> Stated goal
Return all lines in the material below that contain "type".

> Supplied data
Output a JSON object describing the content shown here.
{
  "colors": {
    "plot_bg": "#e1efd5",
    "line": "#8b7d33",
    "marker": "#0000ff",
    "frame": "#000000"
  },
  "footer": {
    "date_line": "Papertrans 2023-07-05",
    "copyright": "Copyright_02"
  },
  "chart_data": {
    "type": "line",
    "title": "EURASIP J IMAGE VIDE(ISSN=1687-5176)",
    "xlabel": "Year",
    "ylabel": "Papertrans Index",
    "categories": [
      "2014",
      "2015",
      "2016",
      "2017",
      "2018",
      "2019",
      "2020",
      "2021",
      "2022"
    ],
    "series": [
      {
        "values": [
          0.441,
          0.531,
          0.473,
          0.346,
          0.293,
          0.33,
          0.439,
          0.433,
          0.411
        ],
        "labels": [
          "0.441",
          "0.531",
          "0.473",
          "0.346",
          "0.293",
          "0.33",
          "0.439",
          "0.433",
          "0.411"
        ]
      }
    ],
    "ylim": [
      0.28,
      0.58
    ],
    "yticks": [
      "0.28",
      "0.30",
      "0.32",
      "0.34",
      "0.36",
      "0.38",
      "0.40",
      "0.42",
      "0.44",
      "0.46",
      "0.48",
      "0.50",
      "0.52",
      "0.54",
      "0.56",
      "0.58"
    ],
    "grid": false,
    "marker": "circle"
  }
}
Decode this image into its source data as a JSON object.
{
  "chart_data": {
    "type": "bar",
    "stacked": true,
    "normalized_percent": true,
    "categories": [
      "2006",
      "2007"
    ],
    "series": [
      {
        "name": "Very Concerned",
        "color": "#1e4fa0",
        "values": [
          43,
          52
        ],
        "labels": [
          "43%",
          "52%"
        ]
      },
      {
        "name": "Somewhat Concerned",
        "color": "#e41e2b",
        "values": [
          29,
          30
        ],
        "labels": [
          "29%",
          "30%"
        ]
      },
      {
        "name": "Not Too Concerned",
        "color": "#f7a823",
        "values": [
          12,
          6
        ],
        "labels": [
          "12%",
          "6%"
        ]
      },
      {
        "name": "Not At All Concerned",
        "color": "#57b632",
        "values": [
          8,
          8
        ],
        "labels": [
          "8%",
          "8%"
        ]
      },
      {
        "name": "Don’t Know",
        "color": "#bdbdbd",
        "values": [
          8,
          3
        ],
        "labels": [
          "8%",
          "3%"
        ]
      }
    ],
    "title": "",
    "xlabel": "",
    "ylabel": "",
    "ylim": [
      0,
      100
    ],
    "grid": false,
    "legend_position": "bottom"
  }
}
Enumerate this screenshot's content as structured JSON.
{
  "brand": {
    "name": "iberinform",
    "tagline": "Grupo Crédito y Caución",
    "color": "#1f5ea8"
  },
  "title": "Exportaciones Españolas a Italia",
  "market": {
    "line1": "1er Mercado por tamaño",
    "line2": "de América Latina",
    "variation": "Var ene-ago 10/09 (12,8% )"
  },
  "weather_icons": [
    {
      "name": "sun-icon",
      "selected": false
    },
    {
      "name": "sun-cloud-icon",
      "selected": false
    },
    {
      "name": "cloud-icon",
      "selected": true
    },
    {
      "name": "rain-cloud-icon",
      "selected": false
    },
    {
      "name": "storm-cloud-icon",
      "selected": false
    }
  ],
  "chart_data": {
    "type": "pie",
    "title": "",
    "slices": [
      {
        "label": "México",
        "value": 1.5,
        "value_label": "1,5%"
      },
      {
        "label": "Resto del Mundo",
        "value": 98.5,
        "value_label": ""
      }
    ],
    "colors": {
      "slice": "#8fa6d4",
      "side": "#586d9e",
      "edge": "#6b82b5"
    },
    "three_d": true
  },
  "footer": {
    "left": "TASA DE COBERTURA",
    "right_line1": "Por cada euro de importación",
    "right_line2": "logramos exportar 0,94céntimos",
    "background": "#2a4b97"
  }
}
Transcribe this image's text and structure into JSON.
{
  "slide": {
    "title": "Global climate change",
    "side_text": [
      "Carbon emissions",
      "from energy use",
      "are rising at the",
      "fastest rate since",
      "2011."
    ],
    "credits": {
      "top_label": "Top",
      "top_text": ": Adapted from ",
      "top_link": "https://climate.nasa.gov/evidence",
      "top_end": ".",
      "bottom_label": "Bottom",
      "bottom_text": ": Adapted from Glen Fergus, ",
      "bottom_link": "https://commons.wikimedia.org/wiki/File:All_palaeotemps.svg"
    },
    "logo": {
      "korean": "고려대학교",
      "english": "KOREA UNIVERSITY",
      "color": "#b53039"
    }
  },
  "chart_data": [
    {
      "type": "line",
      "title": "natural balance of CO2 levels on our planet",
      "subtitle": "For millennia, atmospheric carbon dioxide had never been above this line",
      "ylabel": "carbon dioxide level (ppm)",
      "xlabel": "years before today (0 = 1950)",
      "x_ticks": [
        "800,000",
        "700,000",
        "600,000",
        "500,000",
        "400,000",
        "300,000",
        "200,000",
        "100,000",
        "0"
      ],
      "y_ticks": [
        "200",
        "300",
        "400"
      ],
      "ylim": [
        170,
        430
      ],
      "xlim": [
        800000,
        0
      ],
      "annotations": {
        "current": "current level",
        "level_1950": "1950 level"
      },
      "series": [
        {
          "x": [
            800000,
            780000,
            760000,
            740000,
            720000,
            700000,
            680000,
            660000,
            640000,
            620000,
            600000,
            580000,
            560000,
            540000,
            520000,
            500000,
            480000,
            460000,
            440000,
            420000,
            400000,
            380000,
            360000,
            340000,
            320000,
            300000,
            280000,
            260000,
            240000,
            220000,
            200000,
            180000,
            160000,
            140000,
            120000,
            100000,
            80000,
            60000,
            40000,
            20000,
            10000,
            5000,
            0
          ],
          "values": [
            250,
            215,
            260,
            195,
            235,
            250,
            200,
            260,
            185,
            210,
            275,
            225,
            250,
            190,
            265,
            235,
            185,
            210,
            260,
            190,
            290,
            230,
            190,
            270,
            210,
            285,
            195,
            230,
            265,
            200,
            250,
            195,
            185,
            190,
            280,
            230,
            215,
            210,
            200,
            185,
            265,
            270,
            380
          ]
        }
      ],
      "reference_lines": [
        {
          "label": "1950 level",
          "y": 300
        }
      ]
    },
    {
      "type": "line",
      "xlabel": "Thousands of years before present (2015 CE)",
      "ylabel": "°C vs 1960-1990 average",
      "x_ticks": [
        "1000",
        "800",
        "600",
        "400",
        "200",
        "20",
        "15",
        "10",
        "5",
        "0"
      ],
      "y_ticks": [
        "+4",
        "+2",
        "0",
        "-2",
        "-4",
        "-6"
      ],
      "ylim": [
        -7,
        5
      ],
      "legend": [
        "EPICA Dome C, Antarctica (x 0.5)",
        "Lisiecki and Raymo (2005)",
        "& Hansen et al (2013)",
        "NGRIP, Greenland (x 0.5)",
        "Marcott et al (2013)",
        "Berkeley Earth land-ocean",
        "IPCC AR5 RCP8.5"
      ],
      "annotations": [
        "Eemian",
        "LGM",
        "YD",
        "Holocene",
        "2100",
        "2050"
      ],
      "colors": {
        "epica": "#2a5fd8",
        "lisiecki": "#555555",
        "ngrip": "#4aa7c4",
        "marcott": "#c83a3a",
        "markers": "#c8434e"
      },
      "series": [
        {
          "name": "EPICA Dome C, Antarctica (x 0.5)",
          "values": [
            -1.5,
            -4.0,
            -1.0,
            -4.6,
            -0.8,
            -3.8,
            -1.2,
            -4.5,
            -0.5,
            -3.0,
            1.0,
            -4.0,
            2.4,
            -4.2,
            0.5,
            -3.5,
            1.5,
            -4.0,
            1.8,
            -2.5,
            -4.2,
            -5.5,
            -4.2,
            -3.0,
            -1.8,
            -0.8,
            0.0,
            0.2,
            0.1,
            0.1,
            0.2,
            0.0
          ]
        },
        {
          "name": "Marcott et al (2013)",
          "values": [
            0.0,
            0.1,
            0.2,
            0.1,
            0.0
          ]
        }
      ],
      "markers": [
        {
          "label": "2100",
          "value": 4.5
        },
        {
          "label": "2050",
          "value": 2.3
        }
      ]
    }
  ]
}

> Final answer
    "type": "line",
    "type": "bar",
    "type": "pie",
      "type": "line",
      "type": "line",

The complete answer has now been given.